**TASK REQUIREMENTS**
Copy the records below exactly, leaving out any pictures.

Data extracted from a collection
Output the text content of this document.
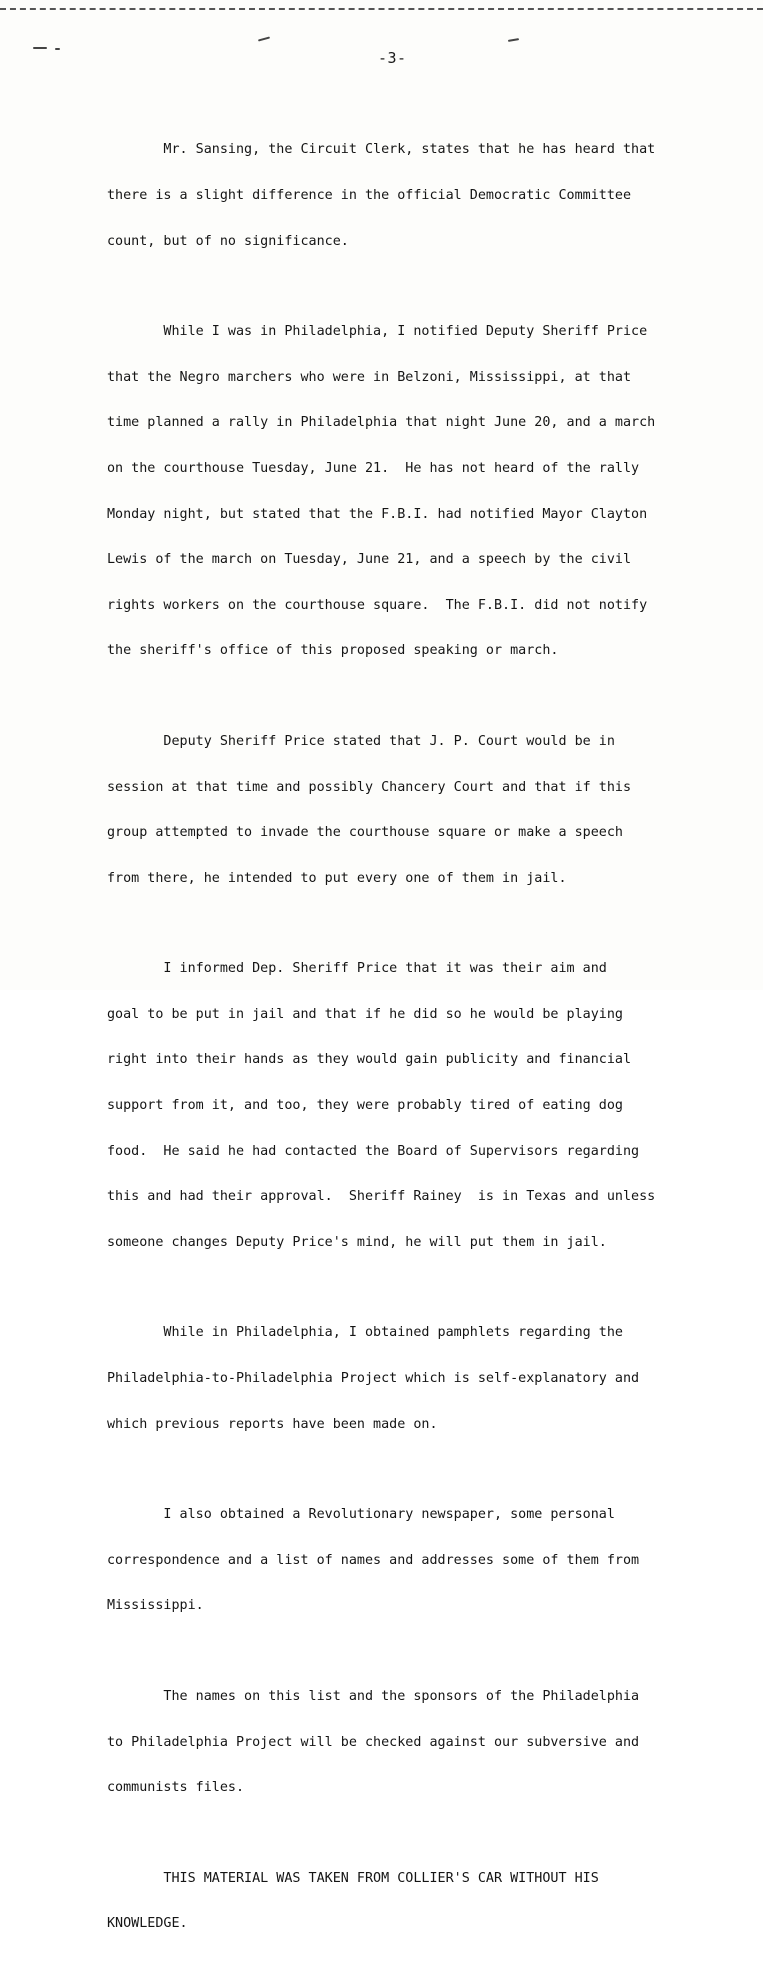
-3-

Mr. Sansing, the Circuit Clerk, states that he has heard that

there is a slight difference in the official Democratic Committee

count, but of no significance.

While I was in Philadelphia, I notified Deputy Sheriff Price

that the Negro marchers who were in Belzoni, Mississippi, at that

time planned a rally in Philadelphia that night June 20, and a march

on the courthouse Tuesday, June 21.  He has not heard of the rally

Monday night, but stated that the F.B.I. had notified Mayor Clayton

Lewis of the march on Tuesday, June 21, and a speech by the civil

rights workers on the courthouse square.  The F.B.I. did not notify

the sheriff's office of this proposed speaking or march.

Deputy Sheriff Price stated that J. P. Court would be in

session at that time and possibly Chancery Court and that if this

group attempted to invade the courthouse square or make a speech

from there, he intended to put every one of them in jail.

I informed Dep. Sheriff Price that it was their aim and

goal to be put in jail and that if he did so he would be playing

right into their hands as they would gain publicity and financial

support from it, and too, they were probably tired of eating dog

food.  He said he had contacted the Board of Supervisors regarding

this and had their approval.  Sheriff Rainey  is in Texas and unless

someone changes Deputy Price's mind, he will put them in jail.

While in Philadelphia, I obtained pamphlets regarding the

Philadelphia-to-Philadelphia Project which is self-explanatory and

which previous reports have been made on.

I also obtained a Revolutionary newspaper, some personal

correspondence and a list of names and addresses some of them from

Mississippi.

The names on this list and the sponsors of the Philadelphia

to Philadelphia Project will be checked against our subversive and

communists files.

THIS MATERIAL WAS TAKEN FROM COLLIER'S CAR WITHOUT HIS

KNOWLEDGE.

**SOLUTION TO THE PROBLEM**
Output the text content of this document.
-3-

Mr. Sansing, the Circuit Clerk, states that he has heard that

there is a slight difference in the official Democratic Committee

count, but of no significance.

While I was in Philadelphia, I notified Deputy Sheriff Price

that the Negro marchers who were in Belzoni, Mississippi, at that

time planned a rally in Philadelphia that night June 20, and a march

on the courthouse Tuesday, June 21.  He has not heard of the rally

Monday night, but stated that the F.B.I. had notified Mayor Clayton

Lewis of the march on Tuesday, June 21, and a speech by the civil

rights workers on the courthouse square.  The F.B.I. did not notify

the sheriff's office of this proposed speaking or march.

Deputy Sheriff Price stated that J. P. Court would be in

session at that time and possibly Chancery Court and that if this

group attempted to invade the courthouse square or make a speech

from there, he intended to put every one of them in jail.

I informed Dep. Sheriff Price that it was their aim and

goal to be put in jail and that if he did so he would be playing

right into their hands as they would gain publicity and financial

support from it, and too, they were probably tired of eating dog

food.  He said he had contacted the Board of Supervisors regarding

this and had their approval.  Sheriff Rainey  is in Texas and unless

someone changes Deputy Price's mind, he will put them in jail.

While in Philadelphia, I obtained pamphlets regarding the

Philadelphia-to-Philadelphia Project which is self-explanatory and

which previous reports have been made on.

I also obtained a Revolutionary newspaper, some personal

correspondence and a list of names and addresses some of them from

Mississippi.

The names on this list and the sponsors of the Philadelphia

to Philadelphia Project will be checked against our subversive and

communists files.

THIS MATERIAL WAS TAKEN FROM COLLIER'S CAR WITHOUT HIS

KNOWLEDGE.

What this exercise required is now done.